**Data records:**

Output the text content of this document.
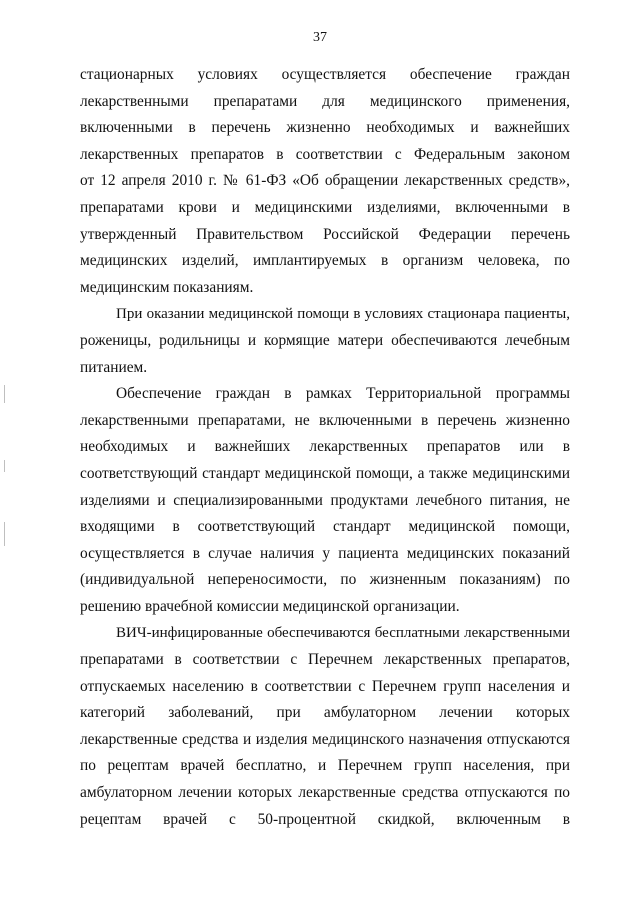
37
стационарных условиях осуществляется обеспечение граждан
лекарственными препаратами для медицинского применения,
включенными в перечень жизненно необходимых и важнейших
лекарственных препаратов в соответствии с Федеральным законом
от 12 апреля 2010 г. № 61-ФЗ «Об обращении лекарственных средств»,
препаратами крови и медицинскими изделиями, включенными в
утвержденный Правительством Российской Федерации перечень
медицинских изделий, имплантируемых в организм человека, по
медицинским показаниям.
При оказании медицинской помощи в условиях стационара пациенты,
роженицы, родильницы и кормящие матери обеспечиваются лечебным
питанием.
Обеспечение граждан в рамках Территориальной программы
лекарственными препаратами, не включенными в перечень жизненно
необходимых и важнейших лекарственных препаратов или в
соответствующий стандарт медицинской помощи, а также медицинскими
изделиями и специализированными продуктами лечебного питания, не
входящими в соответствующий стандарт медицинской помощи,
осуществляется в случае наличия у пациента медицинских показаний
(индивидуальной непереносимости, по жизненным показаниям) по
решению врачебной комиссии медицинской организации.
ВИЧ-инфицированные обеспечиваются бесплатными лекарственными
препаратами в соответствии с Перечнем лекарственных препаратов,
отпускаемых населению в соответствии с Перечнем групп населения и
категорий заболеваний, при амбулаторном лечении которых
лекарственные средства и изделия медицинского назначения отпускаются
по рецептам врачей бесплатно, и Перечнем групп населения, при
амбулаторном лечении которых лекарственные средства отпускаются по
рецептам врачей с 50-процентной скидкой, включенным в
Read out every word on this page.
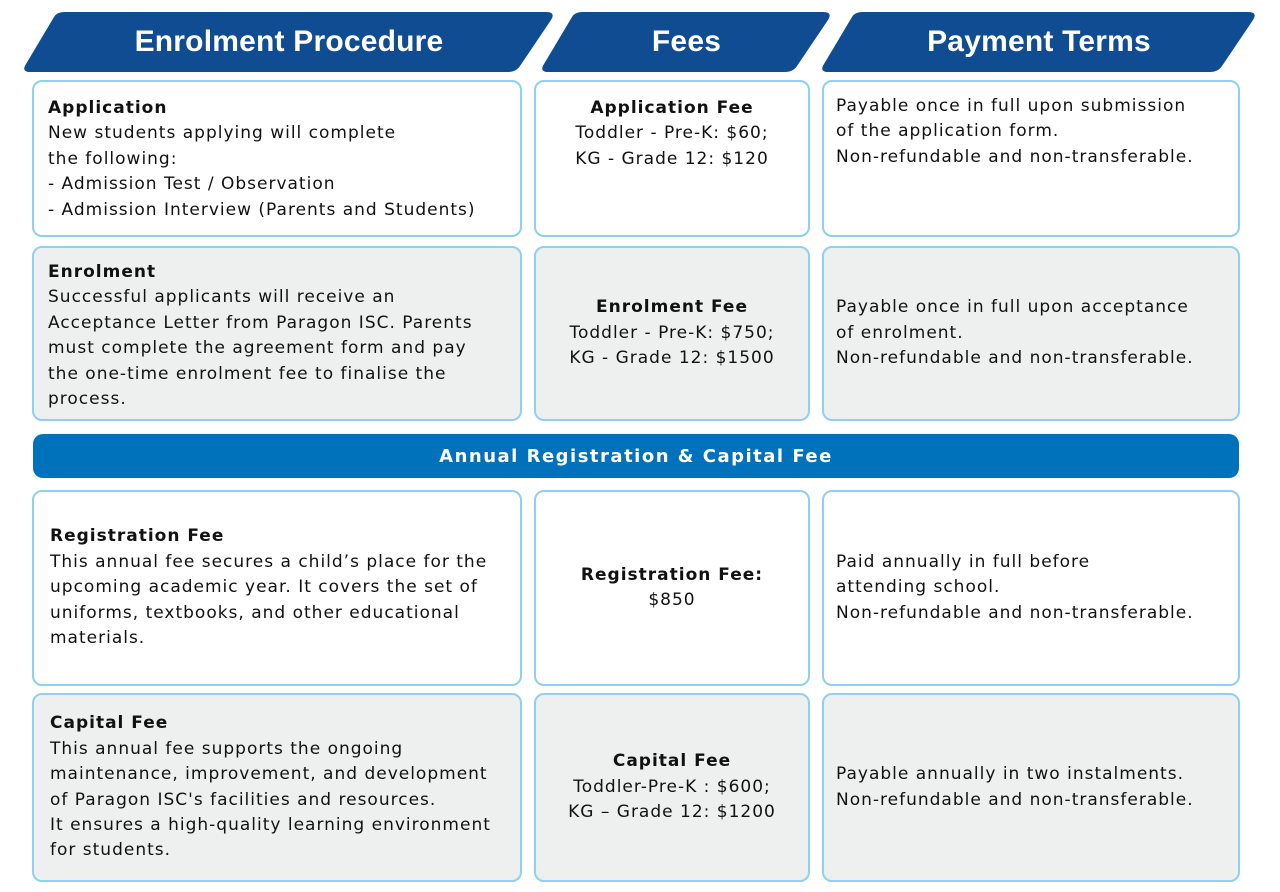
Enrolment Procedure	Fees	Payment Terms
Application
New students applying will complete
the following:
- Admission Test / Observation
- Admission Interview (Parents and Students)
Application Fee
Toddler - Pre-K: $60;
KG - Grade 12: $120
Payable once in full upon submission
of the application form.
Non-refundable and non-transferable.
Enrolment
Successful applicants will receive an
Acceptance Letter from Paragon ISC. Parents
must complete the agreement form and pay
the one-time enrolment fee to finalise the
process.
Enrolment Fee
Toddler - Pre-K: $750;
KG - Grade 12: $1500
Payable once in full upon acceptance
of enrolment.
Non-refundable and non-transferable.
Annual Registration & Capital Fee
Registration Fee
This annual fee secures a child’s place for the
upcoming academic year. It covers the set of
uniforms, textbooks, and other educational
materials.
Registration Fee:
$850
Paid annually in full before
attending school.
Non-refundable and non-transferable.
Capital Fee
This annual fee supports the ongoing
maintenance, improvement, and development
of Paragon ISC's facilities and resources.
It ensures a high-quality learning environment
for students.
Capital Fee
Toddler-Pre-K : $600;
KG – Grade 12: $1200
Payable annually in two instalments.
Non-refundable and non-transferable.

**WHAT IS REQUIRED:** Tell how many lines above contain the word "препаратов". Give the number alone.

**REPLY:** 3